Task goal: Write out each line from the data below that includes the word "dotted".

Records provided:
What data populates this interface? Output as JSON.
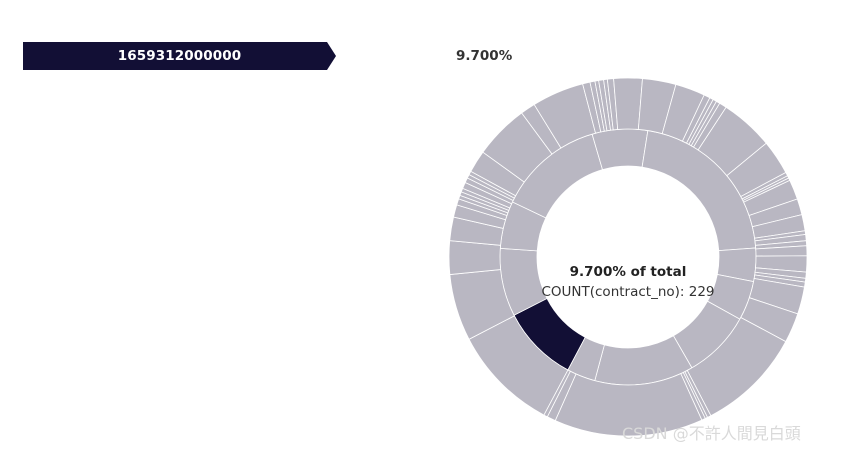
{
  "breadcrumb": {
    "label": "1659312000000",
    "color": "#120f35"
  },
  "header": {
    "percentage": "9.700%"
  },
  "tooltip": {
    "percentage": "9.700% of total",
    "metric": "COUNT(contract_no): 229"
  },
  "watermark": "CSDN @不許人間見白頭",
  "colors": {
    "selected": "#120f35",
    "dimmed": "#b9b7c2",
    "divider": "#ffffff"
  },
  "chart_data": {
    "type": "sunburst",
    "metric": "COUNT(contract_no)",
    "selected": {
      "label": "1659312000000",
      "value": 229,
      "percent_of_total": 9.7
    },
    "inner_ring_percent_shares": [
      9.7,
      8.6,
      6.0,
      13.4,
      7.0,
      21.4,
      4.2,
      5.0,
      8.6,
      12.5,
      3.6
    ],
    "outer_ring_percent_shares": [
      8.6,
      5.4,
      2.7,
      1.9,
      1.0,
      0.5,
      0.3,
      0.3,
      0.3,
      0.5,
      0.4,
      0.3,
      0.3,
      1.8,
      4.4,
      1.2,
      4.2,
      0.6,
      0.4,
      0.3,
      0.4,
      0.3,
      0.5,
      2.3,
      2.7,
      2.4,
      0.5,
      0.3,
      0.3,
      0.3,
      0.6,
      4.3,
      2.8,
      0.3,
      0.2,
      0.2,
      1.6,
      1.3,
      1.3,
      0.3,
      0.5,
      0.4,
      0.8,
      1.3,
      0.5,
      0.3,
      0.4,
      2.2,
      2.4,
      8.5,
      0.3,
      0.2,
      0.3,
      12.0,
      0.7,
      0.3
    ]
  }
}
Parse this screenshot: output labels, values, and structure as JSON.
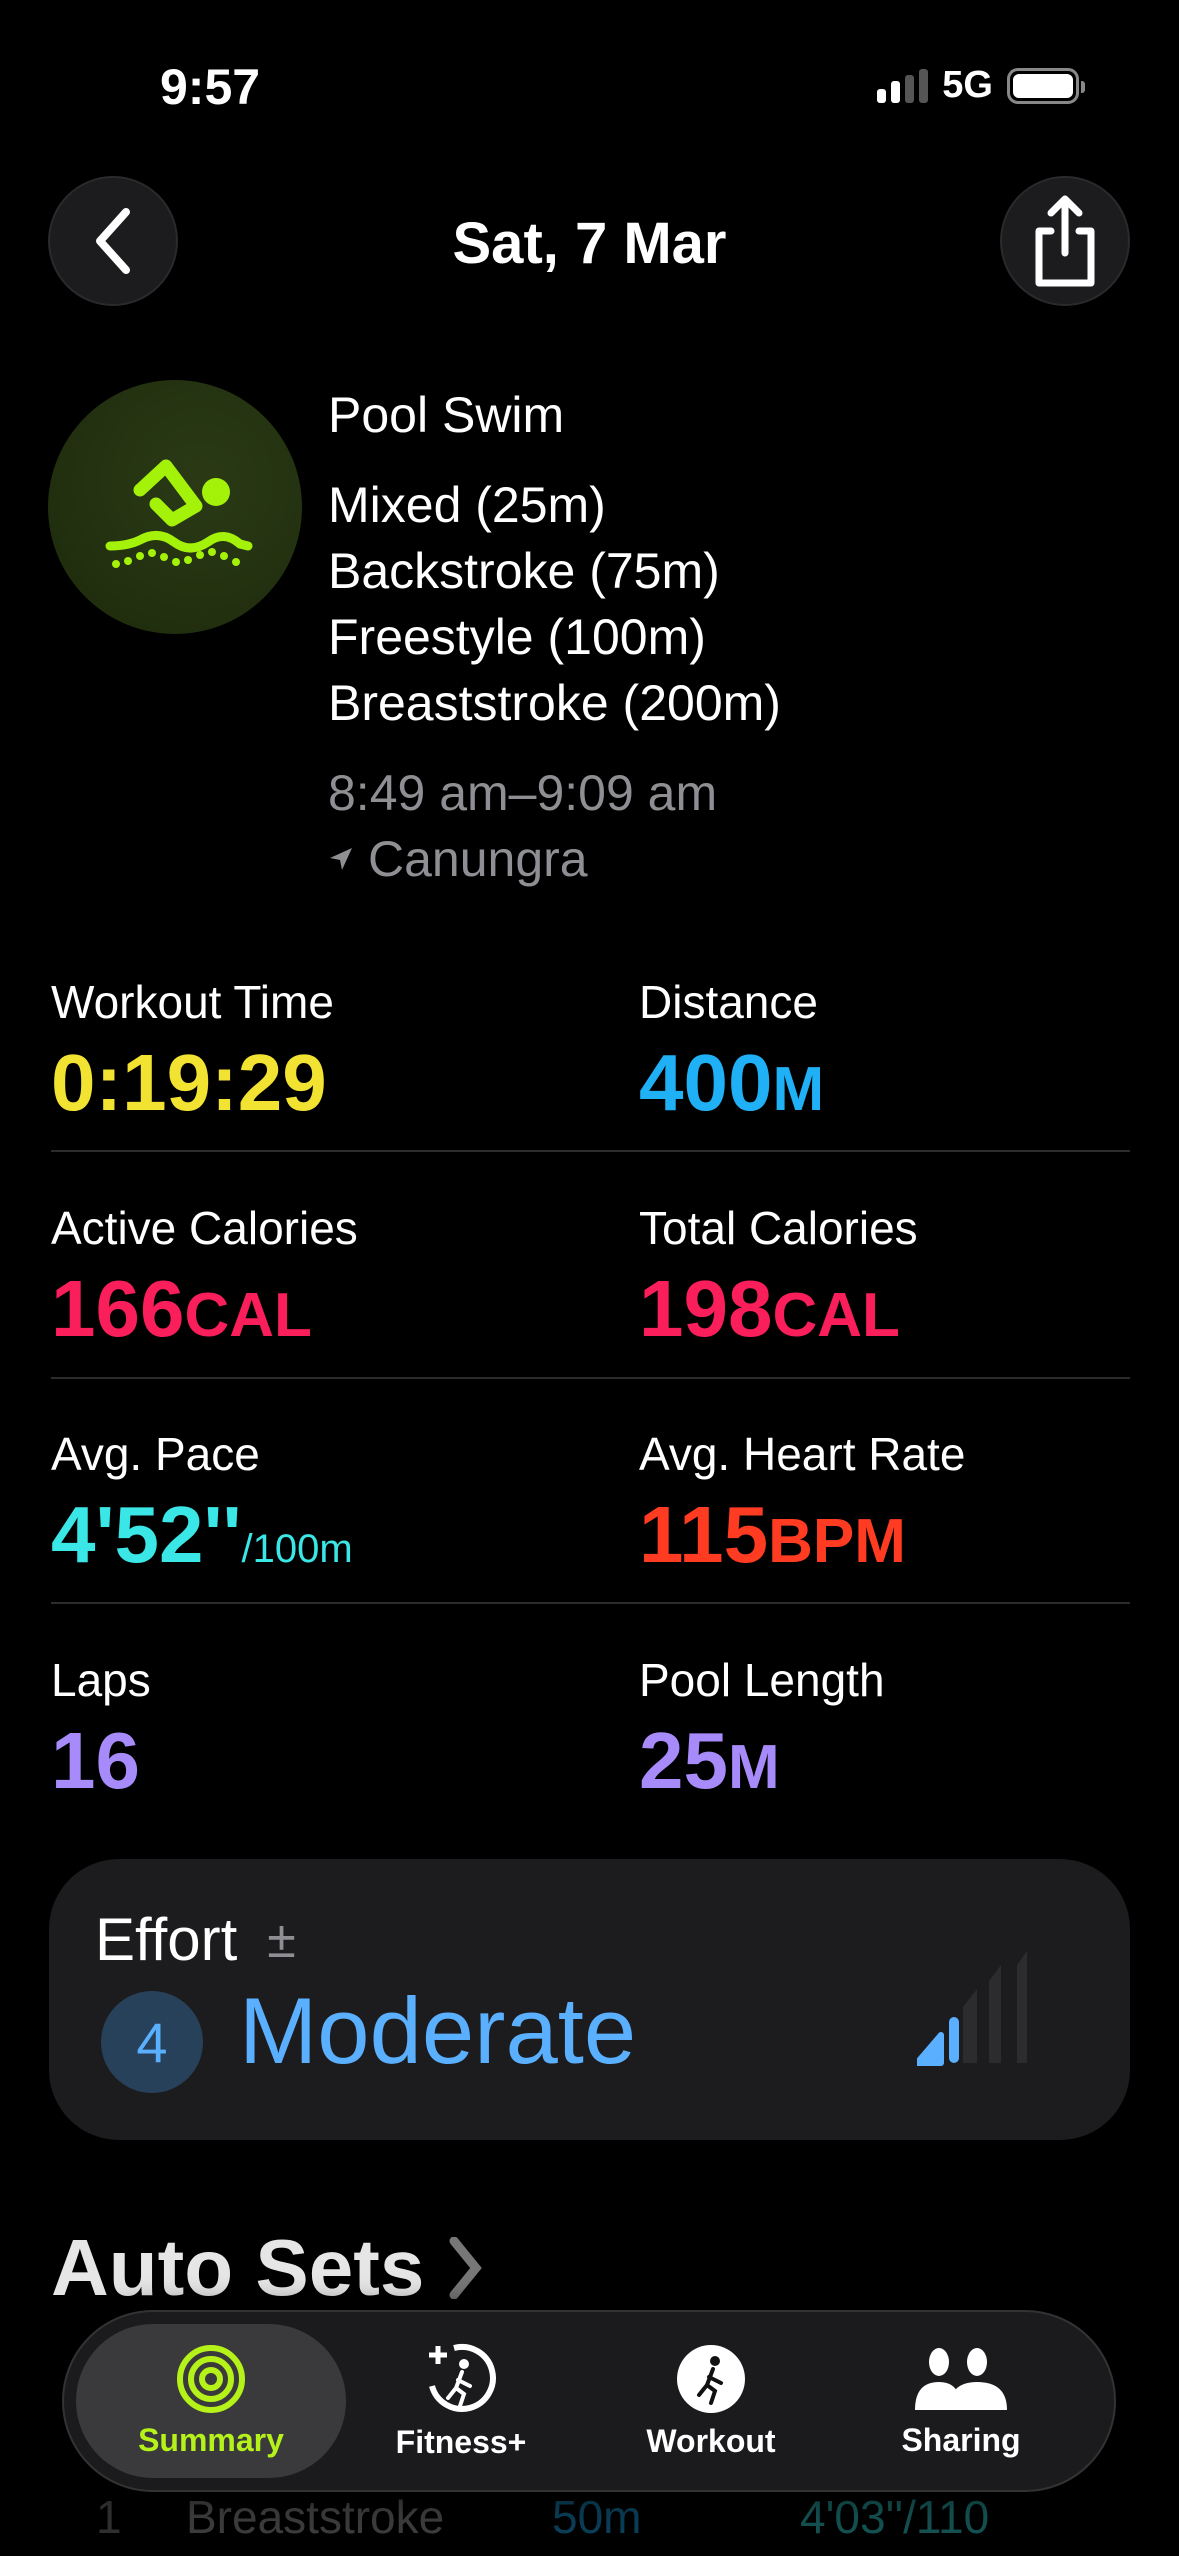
{
  "status_bar": {
    "time": "9:57",
    "network": "5G"
  },
  "header": {
    "title": "Sat, 7 Mar",
    "back_icon": "chevron-left-icon",
    "share_icon": "share-icon"
  },
  "workout": {
    "type": "Pool Swim",
    "icon": "pool-swim-icon",
    "strokes": [
      "Mixed (25m)",
      "Backstroke (75m)",
      "Freestyle (100m)",
      "Breaststroke (200m)"
    ],
    "time_range": "8:49 am–9:09 am",
    "location": "Canungra"
  },
  "stats": [
    {
      "label": "Workout Time",
      "value": "0:19:29",
      "unit": "",
      "color": "#f2e332"
    },
    {
      "label": "Distance",
      "value": "400",
      "unit": "M",
      "color": "#1fb0f5"
    },
    {
      "label": "Active Calories",
      "value": "166",
      "unit": "CAL",
      "color": "#fa1e5a"
    },
    {
      "label": "Total Calories",
      "value": "198",
      "unit": "CAL",
      "color": "#fa1e5a"
    },
    {
      "label": "Avg. Pace",
      "value": "4'52''",
      "unit": "/100m",
      "color": "#3ae6e6"
    },
    {
      "label": "Avg. Heart Rate",
      "value": "115",
      "unit": "BPM",
      "color": "#ff3b22"
    },
    {
      "label": "Laps",
      "value": "16",
      "unit": "",
      "color": "#a78bfa"
    },
    {
      "label": "Pool Length",
      "value": "25",
      "unit": "M",
      "color": "#a78bfa"
    }
  ],
  "effort": {
    "label": "Effort",
    "adjust_symbol": "±",
    "level": "4",
    "level_name": "Moderate",
    "level_fraction": 0.4,
    "color": "#5ab0ff"
  },
  "auto_sets": {
    "title": "Auto Sets",
    "row": {
      "index": "1",
      "stroke": "Breaststroke",
      "distance": "50m",
      "pace": "4'03''/110"
    }
  },
  "tabs": [
    {
      "label": "Summary",
      "icon": "activity-rings-icon",
      "selected": true
    },
    {
      "label": "Fitness+",
      "icon": "fitness-plus-icon"
    },
    {
      "label": "Workout",
      "icon": "workout-runner-icon"
    },
    {
      "label": "Sharing",
      "icon": "sharing-people-icon"
    }
  ],
  "accent": "#b5f21a"
}
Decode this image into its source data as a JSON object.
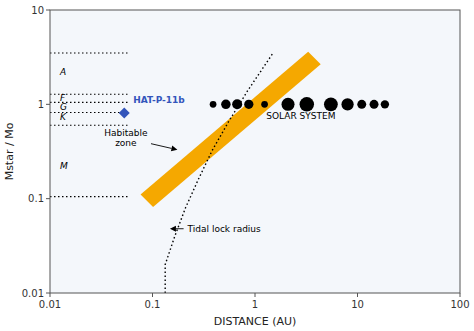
{
  "chart_data": {
    "type": "scatter",
    "log": true,
    "grid": false,
    "xlabel": "DISTANCE (AU)",
    "ylabel": "Mstar / Mo",
    "xlim": [
      0.01,
      100
    ],
    "ylim": [
      0.01,
      10
    ],
    "xticks": [
      0.01,
      0.1,
      1,
      10,
      100
    ],
    "yticks": [
      0.01,
      0.1,
      1,
      10
    ],
    "series": [
      {
        "type": "scatter",
        "marker": "circle",
        "color": "#000000",
        "x": [
          0.39,
          0.52,
          0.67,
          0.87,
          1.24,
          2.1,
          3.2,
          5.5,
          8.0,
          11.0,
          14.5,
          18.5
        ],
        "values": [
          1.0,
          1.0,
          1.0,
          1.0,
          1.0,
          1.0,
          1.0,
          1.0,
          1.0,
          1.0,
          1.0,
          1.0
        ],
        "sizes": [
          45,
          90,
          100,
          85,
          45,
          170,
          210,
          190,
          150,
          80,
          80,
          70
        ]
      },
      {
        "type": "scatter",
        "marker": "diamond",
        "color": "#3355bb",
        "x": [
          0.053
        ],
        "values": [
          0.81
        ]
      },
      {
        "type": "line",
        "line_style": "dotted",
        "color": "#000000",
        "x": [
          0.133,
          0.133,
          0.165,
          0.21,
          0.28,
          0.38,
          0.55,
          0.85,
          1.5
        ],
        "values": [
          0.01,
          0.02,
          0.04,
          0.08,
          0.16,
          0.32,
          0.65,
          1.4,
          3.5
        ]
      }
    ],
    "habitable_zone": {
      "x": [
        0.088,
        3.8
      ],
      "y": [
        0.095,
        3.1
      ],
      "half_width": 0.09,
      "color": "#f5a800"
    },
    "reference_lines": {
      "line_style": "dotted",
      "color": "#000000",
      "y": [
        3.5,
        1.28,
        1.05,
        0.82,
        0.6,
        0.105
      ],
      "xmin": [
        0.01,
        0.01,
        0.01,
        0.01,
        0.01,
        0.01
      ],
      "xmax": [
        0.06,
        0.06,
        0.06,
        0.06,
        0.06,
        0.06
      ]
    },
    "star_type_labels": [
      {
        "text": "A",
        "x": 0.0125,
        "y": 2.2
      },
      {
        "text": "F",
        "x": 0.0125,
        "y": 1.18
      },
      {
        "text": "G",
        "x": 0.0125,
        "y": 0.93
      },
      {
        "text": "K",
        "x": 0.0125,
        "y": 0.73
      },
      {
        "text": "M",
        "x": 0.0125,
        "y": 0.22
      }
    ],
    "annotations": [
      {
        "text": "HAT-P-11b",
        "x": 0.065,
        "y": 0.95,
        "color": "#3355bb"
      },
      {
        "text": "Habitable\nzone",
        "x": 0.055,
        "y": 0.44,
        "arrow_x": 0.175,
        "arrow_y": 0.33
      },
      {
        "text": "Tidal lock radius",
        "x": 0.22,
        "y": 0.048,
        "arrow_x": 0.148,
        "arrow_y": 0.048
      },
      {
        "text": "SOLAR SYSTEM",
        "x": 2.8,
        "y": 0.76
      }
    ]
  }
}
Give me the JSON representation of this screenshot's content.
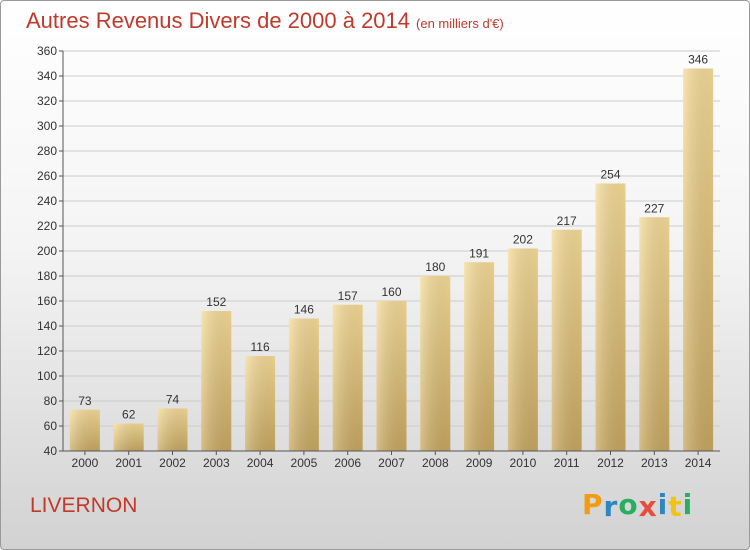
{
  "title": "Autres Revenus Divers de 2000 à 2014",
  "subtitle": "(en milliers d'€)",
  "commune": "LIVERNON",
  "brand": {
    "letters": [
      "P",
      "r",
      "o",
      "x",
      "i",
      "t",
      "i"
    ],
    "colors": [
      "#f39c12",
      "#2e86c1",
      "#27ae60",
      "#e74c3c",
      "#2e86c1",
      "#f1c40f",
      "#27ae60"
    ]
  },
  "colors": {
    "title": "#c0392b",
    "bar_top": "#f6dc98",
    "bar_bottom": "#c8a860",
    "grid": "#cccccc"
  },
  "chart_data": {
    "type": "bar",
    "categories": [
      "2000",
      "2001",
      "2002",
      "2003",
      "2004",
      "2005",
      "2006",
      "2007",
      "2008",
      "2009",
      "2010",
      "2011",
      "2012",
      "2013",
      "2014"
    ],
    "values": [
      73,
      62,
      74,
      152,
      116,
      146,
      157,
      160,
      180,
      191,
      202,
      217,
      254,
      227,
      346
    ],
    "ylim": [
      40,
      360
    ],
    "yticks": [
      40,
      60,
      80,
      100,
      120,
      140,
      160,
      180,
      200,
      220,
      240,
      260,
      280,
      300,
      320,
      340,
      360
    ],
    "grid": true,
    "xlabel": "",
    "ylabel": ""
  }
}
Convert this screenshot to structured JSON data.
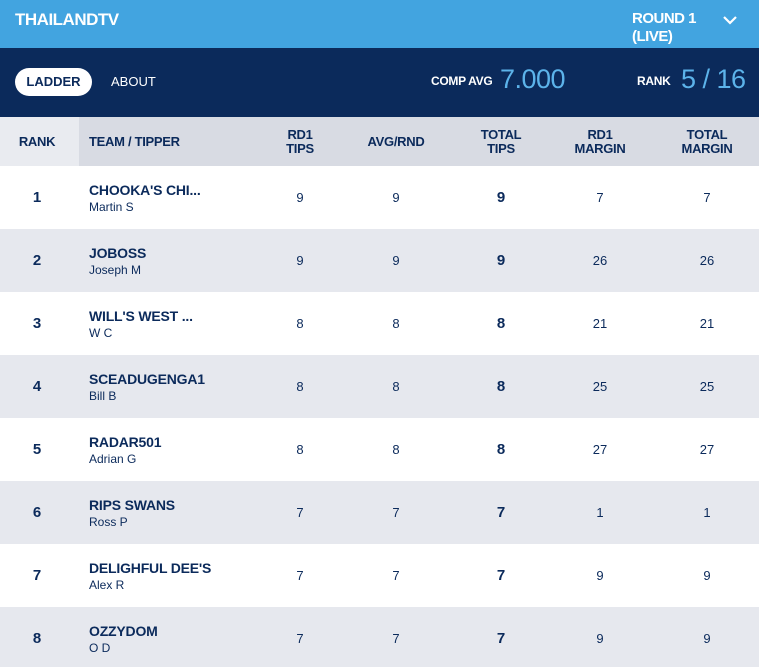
{
  "header": {
    "title": "THAILANDTV",
    "round": "ROUND 1\n(LIVE)"
  },
  "nav": {
    "tabs": [
      "LADDER",
      "ABOUT"
    ],
    "comp_avg_label": "COMP AVG",
    "comp_avg": "7.000",
    "rank_label": "RANK",
    "rank": "5 / 16"
  },
  "table": {
    "columns": [
      "RANK",
      "TEAM / TIPPER",
      "RD1\nTIPS",
      "AVG/RND",
      "TOTAL\nTIPS",
      "RD1\nMARGIN",
      "TOTAL\nMARGIN"
    ],
    "rows": [
      [
        1,
        "CHOOKA'S CHI...",
        "Martin S",
        9,
        9,
        9,
        7,
        7
      ],
      [
        2,
        "JOBOSS",
        "Joseph M",
        9,
        9,
        9,
        26,
        26
      ],
      [
        3,
        "WILL'S WEST ...",
        "W C",
        8,
        8,
        8,
        21,
        21
      ],
      [
        4,
        "SCEADUGENGA1",
        "Bill B",
        8,
        8,
        8,
        25,
        25
      ],
      [
        5,
        "RADAR501",
        "Adrian G",
        8,
        8,
        8,
        27,
        27
      ],
      [
        6,
        "RIPS SWANS",
        "Ross P",
        7,
        7,
        7,
        1,
        1
      ],
      [
        7,
        "DELIGHFUL DEE'S",
        "Alex R",
        7,
        7,
        7,
        9,
        9
      ],
      [
        8,
        "OZZYDOM",
        "O D",
        7,
        7,
        7,
        9,
        9
      ]
    ]
  }
}
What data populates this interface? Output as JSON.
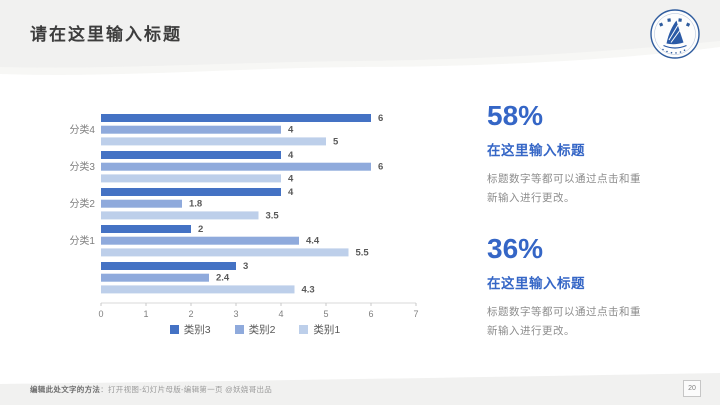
{
  "header": {
    "title": "请在这里输入标题"
  },
  "logo": {
    "icon": "university-seal-icon",
    "ring_color": "#2f5c9e",
    "sail_color": "#2b5aa6"
  },
  "chart_data": {
    "type": "bar",
    "orientation": "horizontal",
    "title": "",
    "categories": [
      "分类4",
      "分类3",
      "分类2",
      "分类1",
      ""
    ],
    "series": [
      {
        "name": "类别3",
        "color": "#4472c4",
        "values": [
          6,
          4,
          4,
          2,
          3
        ]
      },
      {
        "name": "类别2",
        "color": "#8faadc",
        "values": [
          4,
          6,
          1.8,
          4.4,
          2.4
        ]
      },
      {
        "name": "类别1",
        "color": "#bdcfea",
        "values": [
          5,
          4,
          3.5,
          5.5,
          4.3
        ]
      }
    ],
    "xlim": [
      0,
      7
    ],
    "x_ticks": [
      "0",
      "1",
      "2",
      "3",
      "4",
      "5",
      "6",
      "7"
    ],
    "grid": false,
    "value_labels": true,
    "legend_position": "bottom",
    "legend": [
      "类别3",
      "类别2",
      "类别1"
    ]
  },
  "stats": [
    {
      "percent": "58%",
      "heading": "在这里输入标题",
      "body": [
        "标题数字等都可以通过点击和重",
        "新输入进行更改。"
      ]
    },
    {
      "percent": "36%",
      "heading": "在这里输入标题",
      "body": [
        "标题数字等都可以通过点击和重",
        "新输入进行更改。"
      ]
    }
  ],
  "footer": {
    "lead": "编辑此处文字的方法",
    "rest": "：打开视图-幻灯片母版-编辑第一页 @妖娆哥出品",
    "page_number": "20"
  },
  "colors": {
    "accent_blue": "#3566c6",
    "title_gray": "#3d3d3d",
    "band_gray": "#f1f1f0",
    "band_gray_light": "#f7f7f5",
    "axis_line": "#d9d9d9",
    "axis_text": "#7f7f7f",
    "value_label_gray": "#595959"
  }
}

Output of the task:
        "line_style": "dotted",
      "line_style": "dotted",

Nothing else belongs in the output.